◆ Exercise task ◆
Write out the data again in full, exactly as it reads.

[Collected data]
** begin **
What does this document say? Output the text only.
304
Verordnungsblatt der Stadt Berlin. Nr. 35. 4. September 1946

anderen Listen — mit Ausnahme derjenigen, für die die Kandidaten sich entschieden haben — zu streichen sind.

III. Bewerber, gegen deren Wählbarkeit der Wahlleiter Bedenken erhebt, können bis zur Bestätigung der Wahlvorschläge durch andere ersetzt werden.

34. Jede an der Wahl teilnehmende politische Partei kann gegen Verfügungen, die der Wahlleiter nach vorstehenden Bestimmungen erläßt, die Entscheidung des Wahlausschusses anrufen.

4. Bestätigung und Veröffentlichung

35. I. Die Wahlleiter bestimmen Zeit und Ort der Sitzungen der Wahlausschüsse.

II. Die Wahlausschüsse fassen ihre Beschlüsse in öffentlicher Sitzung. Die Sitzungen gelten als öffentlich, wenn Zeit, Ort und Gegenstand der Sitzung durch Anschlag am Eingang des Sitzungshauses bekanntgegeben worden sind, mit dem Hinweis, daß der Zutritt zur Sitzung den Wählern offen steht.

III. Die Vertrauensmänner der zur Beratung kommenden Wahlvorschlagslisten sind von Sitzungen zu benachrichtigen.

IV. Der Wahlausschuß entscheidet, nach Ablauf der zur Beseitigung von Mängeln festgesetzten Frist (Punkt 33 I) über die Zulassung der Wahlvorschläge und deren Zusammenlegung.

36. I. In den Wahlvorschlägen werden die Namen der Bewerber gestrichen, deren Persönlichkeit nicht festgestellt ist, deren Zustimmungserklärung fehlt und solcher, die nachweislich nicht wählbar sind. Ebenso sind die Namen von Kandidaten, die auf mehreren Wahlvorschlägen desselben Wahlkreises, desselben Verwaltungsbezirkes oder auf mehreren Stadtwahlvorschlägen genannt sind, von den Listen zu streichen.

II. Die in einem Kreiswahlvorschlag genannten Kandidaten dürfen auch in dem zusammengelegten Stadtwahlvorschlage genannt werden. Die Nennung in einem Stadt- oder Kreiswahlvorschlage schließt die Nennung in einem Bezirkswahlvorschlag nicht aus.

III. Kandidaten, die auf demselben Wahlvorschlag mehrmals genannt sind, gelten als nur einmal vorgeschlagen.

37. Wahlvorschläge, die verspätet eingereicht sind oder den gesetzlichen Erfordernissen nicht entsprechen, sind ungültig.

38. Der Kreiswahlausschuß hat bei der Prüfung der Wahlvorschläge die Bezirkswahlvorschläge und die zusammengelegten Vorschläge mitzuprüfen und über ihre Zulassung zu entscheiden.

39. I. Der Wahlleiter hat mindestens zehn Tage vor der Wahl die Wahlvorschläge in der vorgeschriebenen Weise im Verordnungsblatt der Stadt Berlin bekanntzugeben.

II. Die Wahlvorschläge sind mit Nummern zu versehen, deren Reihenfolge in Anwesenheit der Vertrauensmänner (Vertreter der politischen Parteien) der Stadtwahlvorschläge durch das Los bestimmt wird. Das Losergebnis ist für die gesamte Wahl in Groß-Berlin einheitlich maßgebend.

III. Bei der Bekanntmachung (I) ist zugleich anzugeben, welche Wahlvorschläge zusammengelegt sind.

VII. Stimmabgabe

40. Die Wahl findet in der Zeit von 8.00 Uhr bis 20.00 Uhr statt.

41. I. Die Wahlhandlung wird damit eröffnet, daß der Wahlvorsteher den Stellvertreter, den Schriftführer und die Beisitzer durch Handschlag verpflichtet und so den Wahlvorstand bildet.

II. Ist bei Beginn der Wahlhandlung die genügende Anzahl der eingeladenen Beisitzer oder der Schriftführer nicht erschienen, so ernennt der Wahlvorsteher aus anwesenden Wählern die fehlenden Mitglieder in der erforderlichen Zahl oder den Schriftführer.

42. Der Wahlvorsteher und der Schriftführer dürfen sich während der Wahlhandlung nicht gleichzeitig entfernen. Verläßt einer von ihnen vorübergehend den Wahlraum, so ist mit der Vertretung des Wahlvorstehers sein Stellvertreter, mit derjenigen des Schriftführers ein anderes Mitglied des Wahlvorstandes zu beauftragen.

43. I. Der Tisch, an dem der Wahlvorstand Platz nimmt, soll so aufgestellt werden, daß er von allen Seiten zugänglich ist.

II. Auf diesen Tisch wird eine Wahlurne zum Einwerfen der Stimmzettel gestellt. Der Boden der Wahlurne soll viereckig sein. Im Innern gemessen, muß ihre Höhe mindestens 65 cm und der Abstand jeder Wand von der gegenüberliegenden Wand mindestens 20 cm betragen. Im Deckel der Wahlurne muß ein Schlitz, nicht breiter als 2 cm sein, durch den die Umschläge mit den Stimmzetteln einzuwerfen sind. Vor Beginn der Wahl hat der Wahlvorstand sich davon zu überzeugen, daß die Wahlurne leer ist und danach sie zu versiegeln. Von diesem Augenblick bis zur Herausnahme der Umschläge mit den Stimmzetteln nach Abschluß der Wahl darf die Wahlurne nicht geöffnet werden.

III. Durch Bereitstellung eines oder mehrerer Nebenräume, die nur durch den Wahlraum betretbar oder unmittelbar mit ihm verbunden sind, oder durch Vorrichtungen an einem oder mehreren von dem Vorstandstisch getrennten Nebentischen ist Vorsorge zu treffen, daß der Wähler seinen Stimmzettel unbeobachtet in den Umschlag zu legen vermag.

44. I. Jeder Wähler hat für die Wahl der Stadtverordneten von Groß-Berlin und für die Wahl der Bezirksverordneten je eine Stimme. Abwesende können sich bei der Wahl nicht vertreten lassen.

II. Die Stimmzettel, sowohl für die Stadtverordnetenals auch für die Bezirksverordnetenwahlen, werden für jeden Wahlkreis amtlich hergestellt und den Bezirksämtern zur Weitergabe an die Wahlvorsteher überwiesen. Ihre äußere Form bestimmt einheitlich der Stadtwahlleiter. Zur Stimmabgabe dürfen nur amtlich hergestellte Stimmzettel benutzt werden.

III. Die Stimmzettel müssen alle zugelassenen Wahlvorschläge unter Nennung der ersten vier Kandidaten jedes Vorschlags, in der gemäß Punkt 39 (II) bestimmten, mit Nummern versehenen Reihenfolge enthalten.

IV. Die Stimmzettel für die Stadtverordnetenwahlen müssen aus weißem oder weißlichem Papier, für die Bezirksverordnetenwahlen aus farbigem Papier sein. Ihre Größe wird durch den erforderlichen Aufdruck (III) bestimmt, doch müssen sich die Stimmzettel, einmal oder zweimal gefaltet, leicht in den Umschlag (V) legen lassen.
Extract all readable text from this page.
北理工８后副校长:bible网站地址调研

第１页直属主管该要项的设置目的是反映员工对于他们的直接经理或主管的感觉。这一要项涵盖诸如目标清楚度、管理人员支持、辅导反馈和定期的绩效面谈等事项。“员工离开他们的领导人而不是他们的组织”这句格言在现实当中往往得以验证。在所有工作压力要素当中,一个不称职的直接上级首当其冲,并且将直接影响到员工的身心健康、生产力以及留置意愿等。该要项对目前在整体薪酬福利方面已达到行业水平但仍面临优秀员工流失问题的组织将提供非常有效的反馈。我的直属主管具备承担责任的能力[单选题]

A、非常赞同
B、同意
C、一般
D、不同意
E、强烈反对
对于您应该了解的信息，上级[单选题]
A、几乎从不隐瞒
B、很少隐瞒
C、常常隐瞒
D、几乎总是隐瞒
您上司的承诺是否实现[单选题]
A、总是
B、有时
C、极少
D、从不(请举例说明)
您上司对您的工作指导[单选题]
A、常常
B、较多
** end **
◆ Task response ◆
What does this document say? Output the text only.
304
Verordnungsblatt der Stadt Berlin. Nr. 35. 4. September 1946

anderen Listen — mit Ausnahme derjenigen, für die die Kandidaten sich entschieden haben — zu streichen sind.

III. Bewerber, gegen deren Wählbarkeit der Wahlleiter Bedenken erhebt, können bis zur Bestätigung der Wahlvorschläge durch andere ersetzt werden.

34. Jede an der Wahl teilnehmende politische Partei kann gegen Verfügungen, die der Wahlleiter nach vorstehenden Bestimmungen erläßt, die Entscheidung des Wahlausschusses anrufen.

4. Bestätigung und Veröffentlichung

35. I. Die Wahlleiter bestimmen Zeit und Ort der Sitzungen der Wahlausschüsse.

II. Die Wahlausschüsse fassen ihre Beschlüsse in öffentlicher Sitzung. Die Sitzungen gelten als öffentlich, wenn Zeit, Ort und Gegenstand der Sitzung durch Anschlag am Eingang des Sitzungshauses bekanntgegeben worden sind, mit dem Hinweis, daß der Zutritt zur Sitzung den Wählern offen steht.

III. Die Vertrauensmänner der zur Beratung kommenden Wahlvorschlagslisten sind von Sitzungen zu benachrichtigen.

IV. Der Wahlausschuß entscheidet, nach Ablauf der zur Beseitigung von Mängeln festgesetzten Frist (Punkt 33 I) über die Zulassung der Wahlvorschläge und deren Zusammenlegung.

36. I. In den Wahlvorschlägen werden die Namen der Bewerber gestrichen, deren Persönlichkeit nicht festgestellt ist, deren Zustimmungserklärung fehlt und solcher, die nachweislich nicht wählbar sind. Ebenso sind die Namen von Kandidaten, die auf mehreren Wahlvorschlägen desselben Wahlkreises, desselben Verwaltungsbezirkes oder auf mehreren Stadtwahlvorschlägen genannt sind, von den Listen zu streichen.

II. Die in einem Kreiswahlvorschlag genannten Kandidaten dürfen auch in dem zusammengelegten Stadtwahlvorschlage genannt werden. Die Nennung in einem Stadt- oder Kreiswahlvorschlage schließt die Nennung in einem Bezirkswahlvorschlag nicht aus.

III. Kandidaten, die auf demselben Wahlvorschlag mehrmals genannt sind, gelten als nur einmal vorgeschlagen.

37. Wahlvorschläge, die verspätet eingereicht sind oder den gesetzlichen Erfordernissen nicht entsprechen, sind ungültig.

38. Der Kreiswahlausschuß hat bei der Prüfung der Wahlvorschläge die Bezirkswahlvorschläge und die zusammengelegten Vorschläge mitzuprüfen und über ihre Zulassung zu entscheiden.

39. I. Der Wahlleiter hat mindestens zehn Tage vor der Wahl die Wahlvorschläge in der vorgeschriebenen Weise im Verordnungsblatt der Stadt Berlin bekanntzugeben.

II. Die Wahlvorschläge sind mit Nummern zu versehen, deren Reihenfolge in Anwesenheit der Vertrauensmänner (Vertreter der politischen Parteien) der Stadtwahlvorschläge durch das Los bestimmt wird. Das Losergebnis ist für die gesamte Wahl in Groß-Berlin einheitlich maßgebend.

III. Bei der Bekanntmachung (I) ist zugleich anzugeben, welche Wahlvorschläge zusammengelegt sind.

VII. Stimmabgabe

40. Die Wahl findet in der Zeit von 8.00 Uhr bis 20.00 Uhr statt.

41. I. Die Wahlhandlung wird damit eröffnet, daß der Wahlvorsteher den Stellvertreter, den Schriftführer und die Beisitzer durch Handschlag verpflichtet und so den Wahlvorstand bildet.

II. Ist bei Beginn der Wahlhandlung die genügende Anzahl der eingeladenen Beisitzer oder der Schriftführer nicht erschienen, so ernennt der Wahlvorsteher aus anwesenden Wählern die fehlenden Mitglieder in der erforderlichen Zahl oder den Schriftführer.

42. Der Wahlvorsteher und der Schriftführer dürfen sich während der Wahlhandlung nicht gleichzeitig entfernen. Verläßt einer von ihnen vorübergehend den Wahlraum, so ist mit der Vertretung des Wahlvorstehers sein Stellvertreter, mit derjenigen des Schriftführers ein anderes Mitglied des Wahlvorstandes zu beauftragen.

43. I. Der Tisch, an dem der Wahlvorstand Platz nimmt, soll so aufgestellt werden, daß er von allen Seiten zugänglich ist.

II. Auf diesen Tisch wird eine Wahlurne zum Einwerfen der Stimmzettel gestellt. Der Boden der Wahlurne soll viereckig sein. Im Innern gemessen, muß ihre Höhe mindestens 65 cm und der Abstand jeder Wand von der gegenüberliegenden Wand mindestens 20 cm betragen. Im Deckel der Wahlurne muß ein Schlitz, nicht breiter als 2 cm sein, durch den die Umschläge mit den Stimmzetteln einzuwerfen sind. Vor Beginn der Wahl hat der Wahlvorstand sich davon zu überzeugen, daß die Wahlurne leer ist und danach sie zu versiegeln. Von diesem Augenblick bis zur Herausnahme der Umschläge mit den Stimmzetteln nach Abschluß der Wahl darf die Wahlurne nicht geöffnet werden.

III. Durch Bereitstellung eines oder mehrerer Nebenräume, die nur durch den Wahlraum betretbar oder unmittelbar mit ihm verbunden sind, oder durch Vorrichtungen an einem oder mehreren von dem Vorstandstisch getrennten Nebentischen ist Vorsorge zu treffen, daß der Wähler seinen Stimmzettel unbeobachtet in den Umschlag zu legen vermag.

44. I. Jeder Wähler hat für die Wahl der Stadtverordneten von Groß-Berlin und für die Wahl der Bezirksverordneten je eine Stimme. Abwesende können sich bei der Wahl nicht vertreten lassen.

II. Die Stimmzettel, sowohl für die Stadtverordnetenals auch für die Bezirksverordnetenwahlen, werden für jeden Wahlkreis amtlich hergestellt und den Bezirksämtern zur Weitergabe an die Wahlvorsteher überwiesen. Ihre äußere Form bestimmt einheitlich der Stadtwahlleiter. Zur Stimmabgabe dürfen nur amtlich hergestellte Stimmzettel benutzt werden.

III. Die Stimmzettel müssen alle zugelassenen Wahlvorschläge unter Nennung der ersten vier Kandidaten jedes Vorschlags, in der gemäß Punkt 39 (II) bestimmten, mit Nummern versehenen Reihenfolge enthalten.

IV. Die Stimmzettel für die Stadtverordnetenwahlen müssen aus weißem oder weißlichem Papier, für die Bezirksverordnetenwahlen aus farbigem Papier sein. Ihre Größe wird durch den erforderlichen Aufdruck (III) bestimmt, doch müssen sich die Stimmzettel, einmal oder zweimal gefaltet, leicht in den Umschlag (V) legen lassen.
Extract all readable text from this page.
北理工８后副校长:bible网站地址调研

第１页直属主管该要项的设置目的是反映员工对于他们的直接经理或主管的感觉。这一要项涵盖诸如目标清楚度、管理人员支持、辅导反馈和定期的绩效面谈等事项。“员工离开他们的领导人而不是他们的组织”这句格言在现实当中往往得以验证。在所有工作压力要素当中,一个不称职的直接上级首当其冲,并且将直接影响到员工的身心健康、生产力以及留置意愿等。该要项对目前在整体薪酬福利方面已达到行业水平但仍面临优秀员工流失问题的组织将提供非常有效的反馈。我的直属主管具备承担责任的能力[单选题]

A、非常赞同
B、同意
C、一般
D、不同意
E、强烈反对
对于您应该了解的信息，上级[单选题]
A、几乎从不隐瞒
B、很少隐瞒
C、常常隐瞒
D、几乎总是隐瞒
您上司的承诺是否实现[单选题]
A、总是
B、有时
C、极少
D、从不(请举例说明)
您上司对您的工作指导[单选题]
A、常常
B、较多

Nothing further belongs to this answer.